§ Work required:
Without the pictures, output the records below word for word.

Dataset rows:

— BEGIN —

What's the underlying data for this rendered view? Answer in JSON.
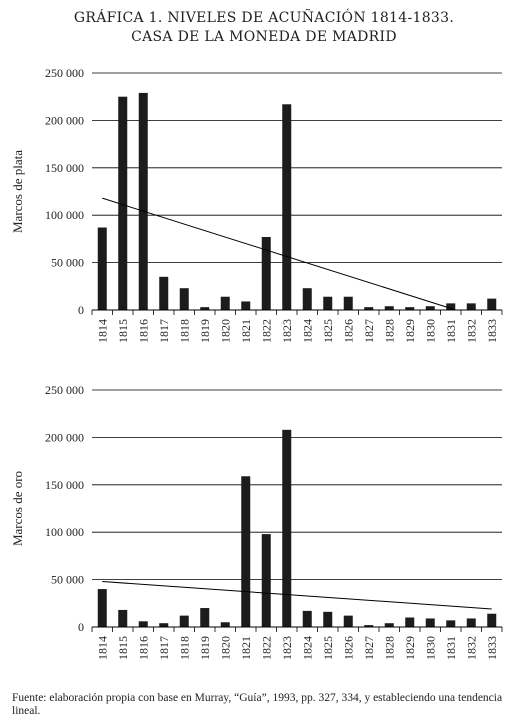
{
  "title_line1": "GRÁFICA 1. NIVELES DE ACUÑACIÓN 1814-1833.",
  "title_line2": "CASA DE LA MONEDA DE MADRID",
  "source_text": "Fuente: elaboración propia con base en Murray, “Guía”, 1993, pp. 327, 334, y estableciendo una tendencia lineal.",
  "chart_data": [
    {
      "type": "bar",
      "ylabel": "Marcos de plata",
      "xlabel": "",
      "categories": [
        "1814",
        "1815",
        "1816",
        "1817",
        "1818",
        "1819",
        "1820",
        "1821",
        "1822",
        "1823",
        "1824",
        "1825",
        "1826",
        "1827",
        "1828",
        "1829",
        "1830",
        "1831",
        "1832",
        "1833"
      ],
      "values": [
        87000,
        225000,
        229000,
        35000,
        23000,
        3000,
        14000,
        9000,
        77000,
        217000,
        23000,
        14000,
        14000,
        3000,
        4000,
        3000,
        4000,
        7000,
        7000,
        12000
      ],
      "ylim": [
        0,
        250000
      ],
      "yticks": [
        "0",
        "50 000",
        "100 000",
        "150 000",
        "200 000",
        "250 000"
      ],
      "trendline": {
        "start": 118000,
        "end": -12000
      },
      "grid": true
    },
    {
      "type": "bar",
      "ylabel": "Marcos de oro",
      "xlabel": "",
      "categories": [
        "1814",
        "1815",
        "1816",
        "1817",
        "1818",
        "1819",
        "1820",
        "1821",
        "1822",
        "1823",
        "1824",
        "1825",
        "1826",
        "1827",
        "1828",
        "1829",
        "1830",
        "1831",
        "1832",
        "1833"
      ],
      "values": [
        40000,
        18000,
        6000,
        4000,
        12000,
        20000,
        5000,
        159000,
        98000,
        208000,
        17000,
        16000,
        12000,
        2000,
        4000,
        10000,
        9000,
        7000,
        9000,
        14000
      ],
      "ylim": [
        0,
        250000
      ],
      "yticks": [
        "0",
        "50 000",
        "100 000",
        "150 000",
        "200 000",
        "250 000"
      ],
      "trendline": {
        "start": 48000,
        "end": 19000
      },
      "grid": true
    }
  ]
}
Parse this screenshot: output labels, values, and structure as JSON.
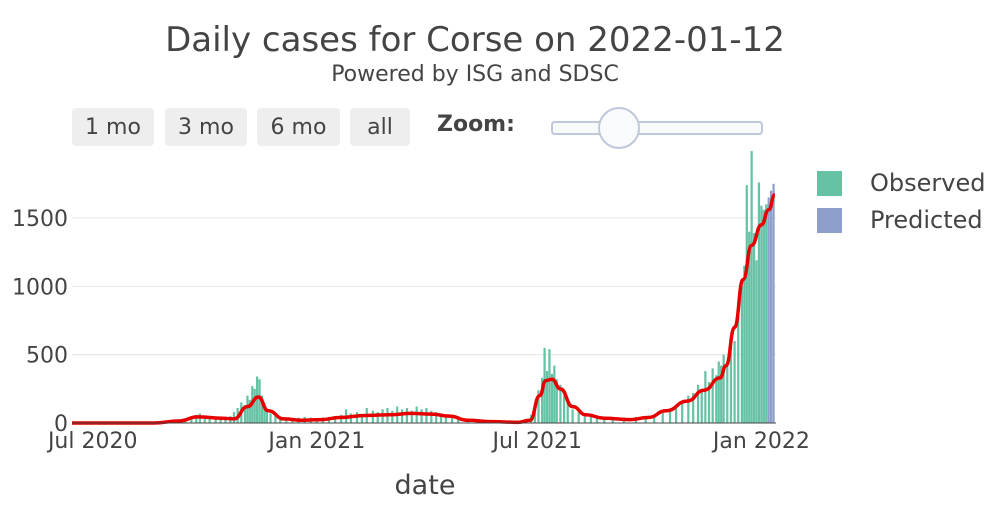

— END —

§ The answer:
What's the underlying data for this rendered view? Answer in JSON.
{
  "title_line1": "GRÁFICA 1. NIVELES DE ACUÑACIÓN 1814-1833.",
  "title_line2": "CASA DE LA MONEDA DE MADRID",
  "source_text": "Fuente: elaboración propia con base en Murray, “Guía”, 1993, pp. 327, 334, y estableciendo una tendencia lineal.",
  "chart_data": [
    {
      "type": "bar",
      "ylabel": "Marcos de plata",
      "xlabel": "",
      "categories": [
        "1814",
        "1815",
        "1816",
        "1817",
        "1818",
        "1819",
        "1820",
        "1821",
        "1822",
        "1823",
        "1824",
        "1825",
        "1826",
        "1827",
        "1828",
        "1829",
        "1830",
        "1831",
        "1832",
        "1833"
      ],
      "values": [
        87000,
        225000,
        229000,
        35000,
        23000,
        3000,
        14000,
        9000,
        77000,
        217000,
        23000,
        14000,
        14000,
        3000,
        4000,
        3000,
        4000,
        7000,
        7000,
        12000
      ],
      "ylim": [
        0,
        250000
      ],
      "yticks": [
        "0",
        "50 000",
        "100 000",
        "150 000",
        "200 000",
        "250 000"
      ],
      "trendline": {
        "start": 118000,
        "end": -12000
      },
      "grid": true
    },
    {
      "type": "bar",
      "ylabel": "Marcos de oro",
      "xlabel": "",
      "categories": [
        "1814",
        "1815",
        "1816",
        "1817",
        "1818",
        "1819",
        "1820",
        "1821",
        "1822",
        "1823",
        "1824",
        "1825",
        "1826",
        "1827",
        "1828",
        "1829",
        "1830",
        "1831",
        "1832",
        "1833"
      ],
      "values": [
        40000,
        18000,
        6000,
        4000,
        12000,
        20000,
        5000,
        159000,
        98000,
        208000,
        17000,
        16000,
        12000,
        2000,
        4000,
        10000,
        9000,
        7000,
        9000,
        14000
      ],
      "ylim": [
        0,
        250000
      ],
      "yticks": [
        "0",
        "50 000",
        "100 000",
        "150 000",
        "200 000",
        "250 000"
      ],
      "trendline": {
        "start": 48000,
        "end": 19000
      },
      "grid": true
    }
  ]
}
Parse this screenshot: output labels, values, and structure as JSON.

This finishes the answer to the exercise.